### Source
1. Print the hacker_id, name, and the total number of challenges created by each student.
2. Sort your results by the total number of challenges in descending order, then sort the result by hacker_id.

Write a basic SQL query on the basis of given info:

SELECT h.hacker_id, h.name, COUNT(c.challenge_id) AS cnt
FROM hackers h
JOIN challenges c ON c.hacker_id = h.hacker_id
GROUP BY c.hacker_id, h.name
ORDER BY cnt DESC, h.hacker_id;

If more than one student created the same number of challenges and the count is less than the maximum number of challenges created, then exclude those students from the result.

There is one more condition :

If more than one student created the same number of challenges and the count is less than the maximum number of challenges created, then exclude those students from the result.

Now acc to this condition, we have to find out 2 things:

1. Find MAX(c.challenge_id).
2. if cnt < MAX(c.challenge_id) => do not print

Find MAX(c.challenge_id) .

SELECT  hacker_id, COUNT(challenge_id) AS challenge_count
        FROM challenges
        GROUP BY hacker_id

Output of above query

Now we got the count of challenges performed by individual students. Find max among all. (here , 6 is the count).

### Source data
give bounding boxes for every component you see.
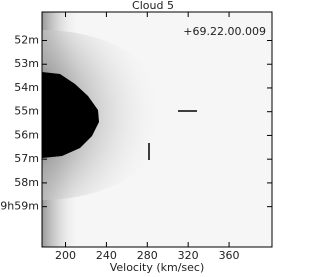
plot-frame bbox=[41, 11, 273, 248]
x-tick-label: 360 bbox=[219, 249, 240, 262]
x-tick-label: 240 bbox=[96, 249, 117, 262]
chart: Cloud 5 +69.22.00.009 Velocity (km/sec) … bbox=[0, 0, 273, 274]
y-tick-label: 57m bbox=[14, 152, 39, 165]
x-tick-label: 280 bbox=[137, 249, 158, 262]
x-tick-label: 200 bbox=[55, 249, 76, 262]
y-tick-label: 58m bbox=[14, 176, 39, 189]
y-tick-label: 52m bbox=[14, 33, 39, 46]
x-tick-label: 320 bbox=[178, 249, 199, 262]
annotation: +69.22.00.009 bbox=[183, 25, 266, 38]
chart-title: Cloud 5 bbox=[132, 0, 174, 12]
y-tick-label: 54m bbox=[14, 81, 39, 94]
x-axis-label: Velocity (km/sec) bbox=[110, 261, 205, 274]
image bbox=[42, 12, 272, 247]
y-tick-label: 09h59m bbox=[0, 200, 39, 213]
y-tick-label: 55m bbox=[14, 105, 39, 118]
y-tick-label: 53m bbox=[14, 57, 39, 70]
y-tick-label: 56m bbox=[14, 128, 39, 141]
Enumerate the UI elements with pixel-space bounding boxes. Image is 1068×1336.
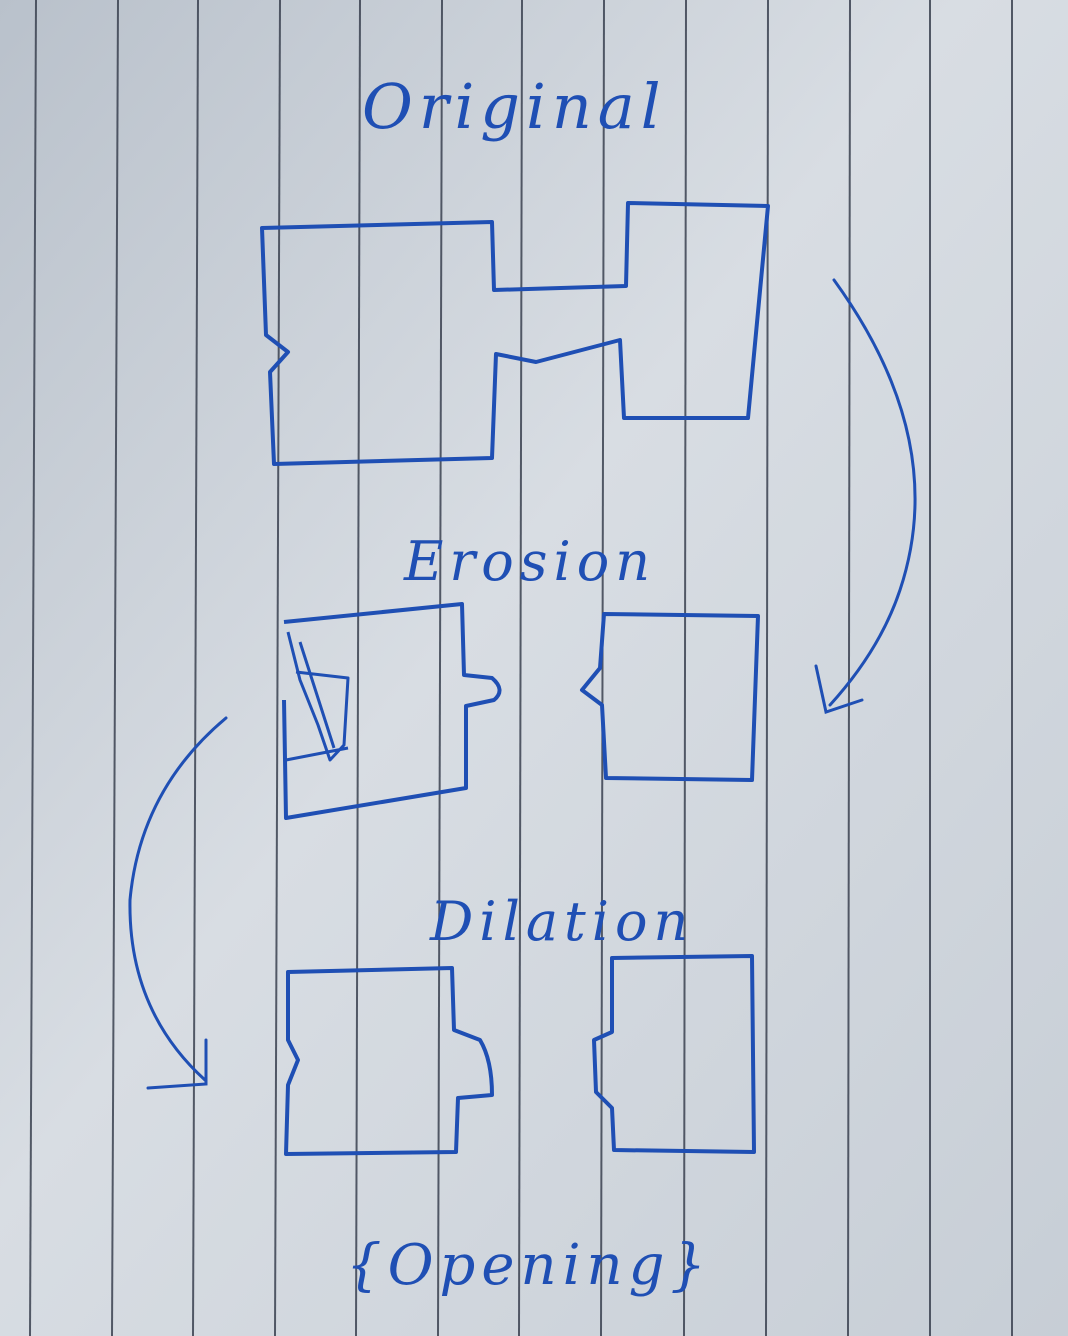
dilation-right-shape <box>592 954 756 1154</box>
arrow-original-to-erosion <box>814 278 917 714</box>
erosion-right-shape <box>580 612 760 782</box>
original-shape <box>260 201 770 466</box>
dilation-left-shape <box>284 966 494 1156</box>
erosion-notch <box>285 631 350 762</box>
arrow-erosion-to-dilation <box>128 716 228 1090</box>
label-erosion: Erosion <box>403 530 656 593</box>
label-original: Original <box>362 70 667 143</box>
erosion-left-shape <box>282 602 502 820</box>
label-dilation: Dilation <box>429 890 694 953</box>
label-opening: {Opening} <box>346 1233 712 1298</box>
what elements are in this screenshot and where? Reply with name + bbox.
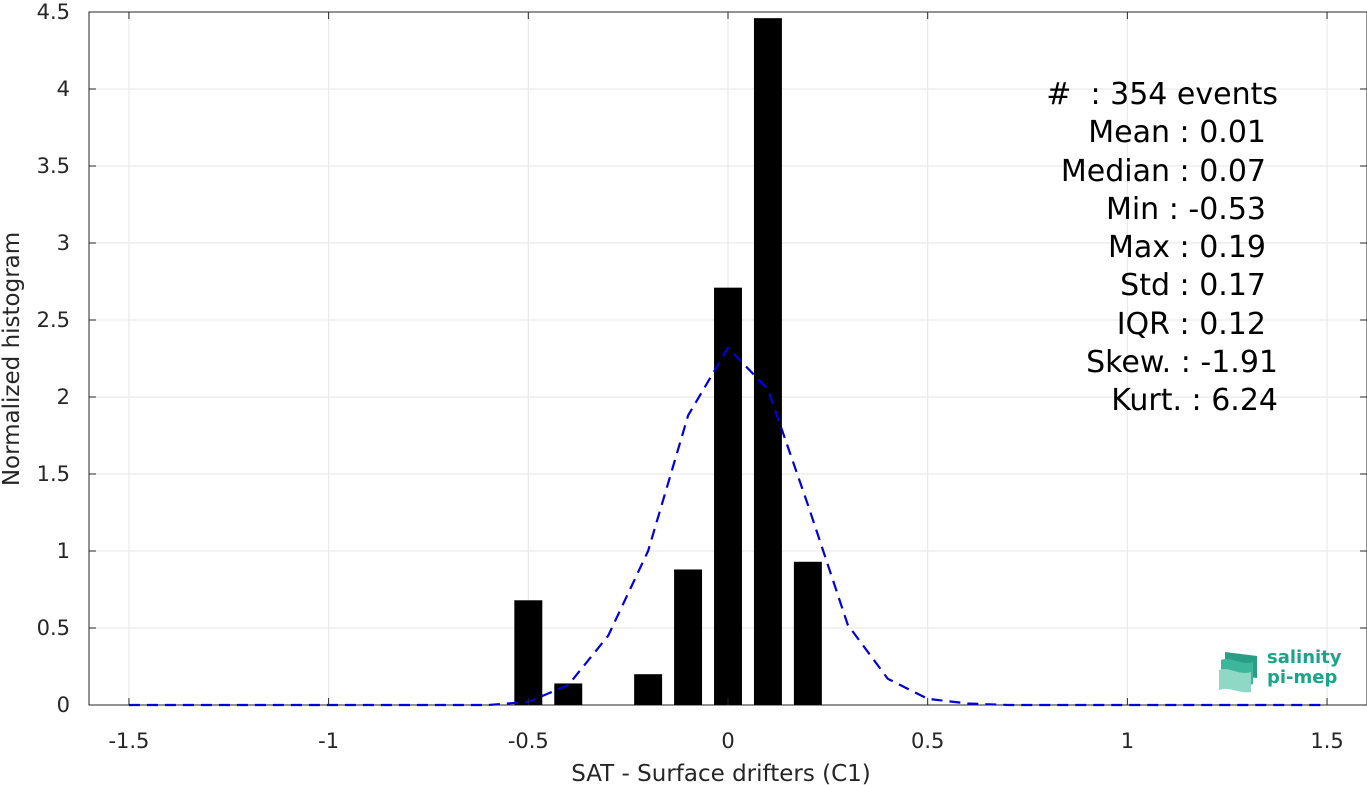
stat-max: Max : 0.19 (1108, 230, 1266, 266)
histogram-bar (753, 18, 782, 706)
stat-std: Std : 0.17 (1120, 268, 1266, 304)
x-tick-label: 0.5 (911, 729, 944, 753)
y-tick-label: 4.5 (37, 0, 70, 24)
histogram-bars (514, 18, 822, 706)
histogram-bar (714, 287, 742, 705)
y-tick-label: 0 (57, 693, 70, 717)
stat-median: Median : 0.07 (1060, 153, 1266, 189)
histogram-bar (514, 600, 543, 705)
stat-count: # : 354 events (1046, 77, 1278, 112)
histogram-bar (793, 561, 822, 705)
x-axis-label: SAT - Surface drifters (C1) (571, 761, 871, 785)
x-tick-label: 0 (721, 729, 734, 753)
y-tick-label: 3 (57, 231, 70, 255)
x-tick-label: 1 (1121, 729, 1134, 753)
stat-kurt: Kurt. : 6.24 (1111, 383, 1278, 419)
statistics-box: # : 354 events Mean : 0.01 Median : 0.07… (1046, 76, 1278, 421)
y-tick-label: 1 (57, 539, 70, 563)
y-tick-label: 4 (57, 77, 70, 101)
histogram-bar (554, 683, 583, 705)
logo-line-2: pi-mep (1267, 667, 1338, 688)
stat-skew: Skew. : -1.91 (1086, 345, 1278, 381)
x-tick-label: 1.5 (1310, 729, 1343, 753)
y-axis-label: Normalized histogram (0, 232, 25, 486)
x-tick-label: -0.5 (508, 729, 549, 753)
logo-line-1: salinity (1267, 647, 1342, 668)
y-tick-label: 1.5 (37, 462, 70, 486)
histogram-bar (634, 674, 663, 705)
stat-mean: Mean : 0.01 (1088, 115, 1266, 151)
waves-logo-icon (1219, 652, 1257, 693)
y-tick-label: 0.5 (37, 616, 70, 640)
y-tick-label: 2 (57, 385, 70, 409)
stat-min: Min : -0.53 (1105, 191, 1266, 227)
x-tick-label: -1 (318, 729, 339, 753)
x-tick-label: -1.5 (108, 729, 149, 753)
x-axis-ticks: -1.5 -1 -0.5 0 0.5 1 1.5 (108, 12, 1344, 753)
y-axis-ticks: 0 0.5 1 1.5 2 2.5 3 3.5 4 4.5 (37, 0, 1367, 717)
y-tick-label: 3.5 (37, 154, 70, 178)
salinity-pi-mep-logo: salinity pi-mep (1217, 648, 1347, 696)
y-tick-label: 2.5 (37, 308, 70, 332)
histogram-bar (674, 569, 703, 705)
stat-iqr: IQR : 0.12 (1116, 306, 1266, 342)
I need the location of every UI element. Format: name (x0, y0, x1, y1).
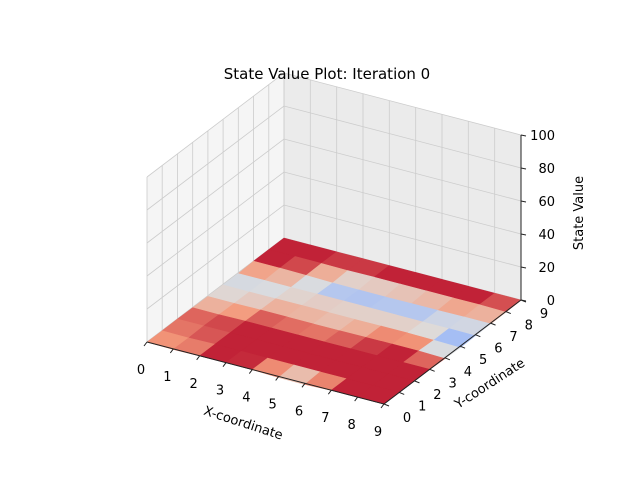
y-tick-mark (505, 311, 511, 315)
x-tick-label: 7 (321, 411, 329, 426)
x-tick-label: 2 (190, 377, 198, 392)
gridline (146, 72, 522, 178)
x-tick-mark (301, 383, 306, 388)
y-tick-mark (490, 322, 496, 326)
y-tick-label: 0 (403, 411, 411, 426)
y-tick-mark (444, 357, 451, 361)
gridline (146, 138, 522, 244)
y-tick-label: 9 (540, 307, 548, 322)
gridline (146, 204, 522, 310)
z-tick-mark (520, 200, 527, 203)
z-tick-label: 0 (547, 294, 555, 309)
x-axis-line (146, 341, 385, 405)
x-tick-mark (196, 355, 201, 361)
z-tick-label: 20 (538, 261, 555, 276)
y-tick-label: 5 (479, 353, 487, 368)
y-tick-label: 2 (433, 388, 441, 403)
z-axis-label: State Value (572, 176, 587, 250)
y-tick-label: 3 (449, 376, 457, 391)
y-tick-mark (459, 345, 466, 349)
y-axis-line (383, 299, 522, 405)
y-tick-label: 8 (525, 319, 533, 334)
x-tick-mark (327, 389, 332, 395)
x-tick-label: 5 (269, 397, 277, 412)
y-tick-label: 4 (464, 365, 472, 380)
y-tick-label: 6 (494, 342, 502, 357)
gridline (146, 105, 522, 211)
axis-lines (146, 135, 522, 405)
x-tick-mark (169, 348, 174, 354)
y-tick-mark (399, 391, 405, 395)
z-tick-mark (520, 266, 527, 269)
x-tick-mark (222, 362, 227, 367)
x-tick-label: 1 (163, 370, 171, 385)
y-tick-label: 7 (509, 330, 517, 345)
z-tick-label: 60 (538, 195, 555, 210)
x-tick-mark (248, 369, 253, 374)
x-tick-label: 8 (348, 418, 356, 433)
z-tick-mark (520, 233, 527, 236)
x-tick-mark (275, 376, 280, 381)
gridline (146, 171, 522, 277)
z-tick-mark (520, 299, 527, 302)
x-tick-label: 9 (374, 425, 382, 440)
x-tick-mark (143, 341, 148, 347)
x-tick-label: 3 (216, 384, 224, 399)
y-tick-mark (429, 368, 435, 372)
x-tick-label: 0 (137, 363, 145, 378)
z-tick-mark (520, 134, 527, 137)
z-tick-label: 40 (538, 228, 555, 243)
y-tick-mark (475, 334, 481, 338)
y-tick-label: 1 (418, 399, 426, 414)
chart-title: State Value Plot: Iteration 0 (224, 65, 430, 83)
x-tick-label: 4 (242, 391, 250, 406)
z-tick-label: 80 (538, 162, 555, 177)
back-pane (284, 73, 521, 300)
z-tick-mark (520, 167, 527, 170)
y-tick-mark (383, 403, 390, 407)
x-tick-mark (380, 403, 385, 409)
y-tick-mark (414, 380, 420, 384)
x-tick-mark (354, 396, 359, 402)
x-tick-label: 6 (295, 404, 303, 419)
left-pane (147, 73, 284, 342)
z-tick-label: 100 (530, 129, 555, 144)
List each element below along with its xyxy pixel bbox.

### Set of tasks
1. What items appear in the SELECT list of the first query in the SQL walkthrough?
2. In the records, reproduce every line from the one containing "plot-frame bbox=[41, 11, 273, 248]" to the one containing "what elements are", including both of those lines. Leave out the pictures.

### Full solutions
1. h.hacker_id, h.name, COUNT(c.challenge_id) AS cnt

2.
plot-frame bbox=[41, 11, 273, 248]
x-tick-label: 360 bbox=[219, 249, 240, 262]
x-tick-label: 240 bbox=[96, 249, 117, 262]
chart: Cloud 5 +69.22.00.009 Velocity (km/sec) … bbox=[0, 0, 273, 274]
y-tick-label: 57m bbox=[14, 152, 39, 165]
x-tick-label: 280 bbox=[137, 249, 158, 262]
x-tick-label: 200 bbox=[55, 249, 76, 262]
y-tick-label: 58m bbox=[14, 176, 39, 189]
y-tick-label: 52m bbox=[14, 33, 39, 46]
x-tick-label: 320 bbox=[178, 249, 199, 262]
annotation: +69.22.00.009 bbox=[183, 25, 266, 38]
chart-title: Cloud 5 bbox=[132, 0, 174, 12]
y-tick-label: 54m bbox=[14, 81, 39, 94]
x-axis-label: Velocity (km/sec) bbox=[110, 261, 205, 274]
image bbox=[42, 12, 272, 247]
y-tick-label: 09h59m bbox=[0, 200, 39, 213]
y-tick-label: 55m bbox=[14, 105, 39, 118]
y-tick-label: 53m bbox=[14, 57, 39, 70]
y-tick-label: 56m bbox=[14, 128, 39, 141]
Enumerate the UI elements with pixel-space bounding boxes. Image is 1068×1336.
dilation-right-shape <box>592 954 756 1154</box>
arrow-original-to-erosion <box>814 278 917 714</box>
erosion-right-shape <box>580 612 760 782</box>
original-shape <box>260 201 770 466</box>
dilation-left-shape <box>284 966 494 1156</box>
erosion-notch <box>285 631 350 762</box>
arrow-erosion-to-dilation <box>128 716 228 1090</box>
label-erosion: Erosion <box>403 530 656 593</box>
label-original: Original <box>362 70 667 143</box>
erosion-left-shape <box>282 602 502 820</box>
label-dilation: Dilation <box>429 890 694 953</box>
label-opening: {Opening} <box>346 1233 712 1298</box>
what elements are in this screenshot and where? Reply with name + bbox.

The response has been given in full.